> Exercise: Quote, without change, all of the lines that follow.

═══ Raw data

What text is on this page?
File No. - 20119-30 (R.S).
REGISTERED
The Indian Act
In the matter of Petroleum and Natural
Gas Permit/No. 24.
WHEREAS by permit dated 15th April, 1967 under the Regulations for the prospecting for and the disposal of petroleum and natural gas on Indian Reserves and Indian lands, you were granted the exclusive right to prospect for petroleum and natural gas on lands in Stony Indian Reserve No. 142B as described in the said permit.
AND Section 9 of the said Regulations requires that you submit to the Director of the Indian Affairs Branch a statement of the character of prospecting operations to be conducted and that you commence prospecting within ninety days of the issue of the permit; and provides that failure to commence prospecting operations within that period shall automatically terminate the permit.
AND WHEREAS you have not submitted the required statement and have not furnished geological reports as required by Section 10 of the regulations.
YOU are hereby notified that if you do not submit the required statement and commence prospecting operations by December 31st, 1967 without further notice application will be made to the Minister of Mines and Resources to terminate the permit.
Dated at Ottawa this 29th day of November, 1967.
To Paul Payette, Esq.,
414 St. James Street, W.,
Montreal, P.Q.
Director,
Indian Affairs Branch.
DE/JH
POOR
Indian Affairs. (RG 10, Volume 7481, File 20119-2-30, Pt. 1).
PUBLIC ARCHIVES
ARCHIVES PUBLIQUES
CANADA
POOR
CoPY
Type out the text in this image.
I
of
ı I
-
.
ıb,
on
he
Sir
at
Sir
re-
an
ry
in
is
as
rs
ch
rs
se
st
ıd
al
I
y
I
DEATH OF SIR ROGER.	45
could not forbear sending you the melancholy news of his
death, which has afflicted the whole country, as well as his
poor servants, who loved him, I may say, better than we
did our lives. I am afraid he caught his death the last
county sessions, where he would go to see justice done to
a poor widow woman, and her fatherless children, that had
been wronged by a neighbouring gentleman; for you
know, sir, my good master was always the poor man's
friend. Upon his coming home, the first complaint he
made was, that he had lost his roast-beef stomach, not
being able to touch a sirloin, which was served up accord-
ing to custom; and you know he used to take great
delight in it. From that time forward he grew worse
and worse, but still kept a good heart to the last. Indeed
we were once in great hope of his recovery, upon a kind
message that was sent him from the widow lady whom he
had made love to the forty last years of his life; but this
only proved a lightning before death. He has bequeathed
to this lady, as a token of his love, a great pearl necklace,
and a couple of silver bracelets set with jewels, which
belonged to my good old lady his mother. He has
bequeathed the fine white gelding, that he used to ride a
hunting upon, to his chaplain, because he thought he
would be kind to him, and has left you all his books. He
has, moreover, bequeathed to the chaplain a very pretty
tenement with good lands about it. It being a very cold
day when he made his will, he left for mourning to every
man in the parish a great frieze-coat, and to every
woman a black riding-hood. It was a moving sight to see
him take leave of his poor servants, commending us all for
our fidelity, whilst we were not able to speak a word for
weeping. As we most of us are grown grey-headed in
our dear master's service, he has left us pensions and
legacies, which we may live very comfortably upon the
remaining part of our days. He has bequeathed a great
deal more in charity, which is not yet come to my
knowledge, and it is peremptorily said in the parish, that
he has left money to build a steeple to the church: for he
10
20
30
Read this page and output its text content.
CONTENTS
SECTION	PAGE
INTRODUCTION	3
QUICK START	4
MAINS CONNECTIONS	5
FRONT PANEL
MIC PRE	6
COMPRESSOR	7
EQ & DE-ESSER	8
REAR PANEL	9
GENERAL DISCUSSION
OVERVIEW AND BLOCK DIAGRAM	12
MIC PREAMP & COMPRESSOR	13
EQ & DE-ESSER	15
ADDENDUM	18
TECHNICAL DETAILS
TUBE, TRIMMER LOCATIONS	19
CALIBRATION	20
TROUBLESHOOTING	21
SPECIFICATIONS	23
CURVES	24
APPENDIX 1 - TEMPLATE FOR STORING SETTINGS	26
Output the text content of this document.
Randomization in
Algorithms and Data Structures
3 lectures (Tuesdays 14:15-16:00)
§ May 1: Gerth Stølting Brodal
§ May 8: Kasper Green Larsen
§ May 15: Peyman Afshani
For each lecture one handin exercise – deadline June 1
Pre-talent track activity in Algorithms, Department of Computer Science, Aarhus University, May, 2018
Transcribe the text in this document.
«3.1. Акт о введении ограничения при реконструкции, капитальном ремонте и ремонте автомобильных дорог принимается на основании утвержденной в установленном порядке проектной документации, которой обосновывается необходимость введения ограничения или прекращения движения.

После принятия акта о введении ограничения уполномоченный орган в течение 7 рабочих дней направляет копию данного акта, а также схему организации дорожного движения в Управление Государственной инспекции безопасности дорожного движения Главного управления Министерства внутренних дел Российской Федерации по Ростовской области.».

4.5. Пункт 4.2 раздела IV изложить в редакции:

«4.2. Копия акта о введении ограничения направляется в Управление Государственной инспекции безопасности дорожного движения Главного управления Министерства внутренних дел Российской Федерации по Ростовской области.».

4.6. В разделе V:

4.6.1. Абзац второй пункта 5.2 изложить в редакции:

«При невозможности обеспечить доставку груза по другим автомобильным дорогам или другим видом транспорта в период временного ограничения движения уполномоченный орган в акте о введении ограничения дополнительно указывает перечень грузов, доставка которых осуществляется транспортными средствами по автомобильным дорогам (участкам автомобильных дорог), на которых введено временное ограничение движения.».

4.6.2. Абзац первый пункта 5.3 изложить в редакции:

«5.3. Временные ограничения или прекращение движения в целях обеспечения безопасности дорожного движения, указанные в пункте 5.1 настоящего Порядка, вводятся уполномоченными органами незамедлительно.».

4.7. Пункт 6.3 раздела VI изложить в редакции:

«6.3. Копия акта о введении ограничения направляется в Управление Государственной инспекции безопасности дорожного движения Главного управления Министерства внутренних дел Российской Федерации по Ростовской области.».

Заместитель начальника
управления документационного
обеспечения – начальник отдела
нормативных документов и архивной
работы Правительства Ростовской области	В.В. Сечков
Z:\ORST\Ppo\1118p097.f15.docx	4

══════

> Response for this exercise:
What text is on this page?
File No. - 20119-30 (R.S).
REGISTERED
The Indian Act
In the matter of Petroleum and Natural
Gas Permit/No. 24.
WHEREAS by permit dated 15th April, 1967 under the Regulations for the prospecting for and the disposal of petroleum and natural gas on Indian Reserves and Indian lands, you were granted the exclusive right to prospect for petroleum and natural gas on lands in Stony Indian Reserve No. 142B as described in the said permit.
AND Section 9 of the said Regulations requires that you submit to the Director of the Indian Affairs Branch a statement of the character of prospecting operations to be conducted and that you commence prospecting within ninety days of the issue of the permit; and provides that failure to commence prospecting operations within that period shall automatically terminate the permit.
AND WHEREAS you have not submitted the required statement and have not furnished geological reports as required by Section 10 of the regulations.
YOU are hereby notified that if you do not submit the required statement and commence prospecting operations by December 31st, 1967 without further notice application will be made to the Minister of Mines and Resources to terminate the permit.
Dated at Ottawa this 29th day of November, 1967.
To Paul Payette, Esq.,
414 St. James Street, W.,
Montreal, P.Q.
Director,
Indian Affairs Branch.
DE/JH
POOR
Indian Affairs. (RG 10, Volume 7481, File 20119-2-30, Pt. 1).
PUBLIC ARCHIVES
ARCHIVES PUBLIQUES
CANADA
POOR
CoPY
Type out the text in this image.
I
of
ı I
-
.
ıb,
on
he
Sir
at
Sir
re-
an
ry
in
is
as
rs
ch
rs
se
st
ıd
al
I
y
I
DEATH OF SIR ROGER.	45
could not forbear sending you the melancholy news of his
death, which has afflicted the whole country, as well as his
poor servants, who loved him, I may say, better than we
did our lives. I am afraid he caught his death the last
county sessions, where he would go to see justice done to
a poor widow woman, and her fatherless children, that had
been wronged by a neighbouring gentleman; for you
know, sir, my good master was always the poor man's
friend. Upon his coming home, the first complaint he
made was, that he had lost his roast-beef stomach, not
being able to touch a sirloin, which was served up accord-
ing to custom; and you know he used to take great
delight in it. From that time forward he grew worse
and worse, but still kept a good heart to the last. Indeed
we were once in great hope of his recovery, upon a kind
message that was sent him from the widow lady whom he
had made love to the forty last years of his life; but this
only proved a lightning before death. He has bequeathed
to this lady, as a token of his love, a great pearl necklace,
and a couple of silver bracelets set with jewels, which
belonged to my good old lady his mother. He has
bequeathed the fine white gelding, that he used to ride a
hunting upon, to his chaplain, because he thought he
would be kind to him, and has left you all his books. He
has, moreover, bequeathed to the chaplain a very pretty
tenement with good lands about it. It being a very cold
day when he made his will, he left for mourning to every
man in the parish a great frieze-coat, and to every
woman a black riding-hood. It was a moving sight to see
him take leave of his poor servants, commending us all for
our fidelity, whilst we were not able to speak a word for
weeping. As we most of us are grown grey-headed in
our dear master's service, he has left us pensions and
legacies, which we may live very comfortably upon the
remaining part of our days. He has bequeathed a great
deal more in charity, which is not yet come to my
knowledge, and it is peremptorily said in the parish, that
he has left money to build a steeple to the church: for he
10
20
30
Read this page and output its text content.
CONTENTS
SECTION	PAGE
INTRODUCTION	3
QUICK START	4
MAINS CONNECTIONS	5
FRONT PANEL
MIC PRE	6
COMPRESSOR	7
EQ & DE-ESSER	8
REAR PANEL	9
GENERAL DISCUSSION
OVERVIEW AND BLOCK DIAGRAM	12
MIC PREAMP & COMPRESSOR	13
EQ & DE-ESSER	15
ADDENDUM	18
TECHNICAL DETAILS
TUBE, TRIMMER LOCATIONS	19
CALIBRATION	20
TROUBLESHOOTING	21
SPECIFICATIONS	23
CURVES	24
APPENDIX 1 - TEMPLATE FOR STORING SETTINGS	26
Output the text content of this document.
Randomization in
Algorithms and Data Structures
3 lectures (Tuesdays 14:15-16:00)
§ May 1: Gerth Stølting Brodal
§ May 8: Kasper Green Larsen
§ May 15: Peyman Afshani
For each lecture one handin exercise – deadline June 1
Pre-talent track activity in Algorithms, Department of Computer Science, Aarhus University, May, 2018
Transcribe the text in this document.
«3.1. Акт о введении ограничения при реконструкции, капитальном ремонте и ремонте автомобильных дорог принимается на основании утвержденной в установленном порядке проектной документации, которой обосновывается необходимость введения ограничения или прекращения движения.

После принятия акта о введении ограничения уполномоченный орган в течение 7 рабочих дней направляет копию данного акта, а также схему организации дорожного движения в Управление Государственной инспекции безопасности дорожного движения Главного управления Министерства внутренних дел Российской Федерации по Ростовской области.».

4.5. Пункт 4.2 раздела IV изложить в редакции:

«4.2. Копия акта о введении ограничения направляется в Управление Государственной инспекции безопасности дорожного движения Главного управления Министерства внутренних дел Российской Федерации по Ростовской области.».

4.6. В разделе V:

4.6.1. Абзац второй пункта 5.2 изложить в редакции:

«При невозможности обеспечить доставку груза по другим автомобильным дорогам или другим видом транспорта в период временного ограничения движения уполномоченный орган в акте о введении ограничения дополнительно указывает перечень грузов, доставка которых осуществляется транспортными средствами по автомобильным дорогам (участкам автомобильных дорог), на которых введено временное ограничение движения.».

4.6.2. Абзац первый пункта 5.3 изложить в редакции:

«5.3. Временные ограничения или прекращение движения в целях обеспечения безопасности дорожного движения, указанные в пункте 5.1 настоящего Порядка, вводятся уполномоченными органами незамедлительно.».

4.7. Пункт 6.3 раздела VI изложить в редакции:

«6.3. Копия акта о введении ограничения направляется в Управление Государственной инспекции безопасности дорожного движения Главного управления Министерства внутренних дел Российской Федерации по Ростовской области.».

Заместитель начальника
управления документационного
обеспечения – начальник отдела
нормативных документов и архивной
работы Правительства Ростовской области	В.В. Сечков
Z:\ORST\Ppo\1118p097.f15.docx	4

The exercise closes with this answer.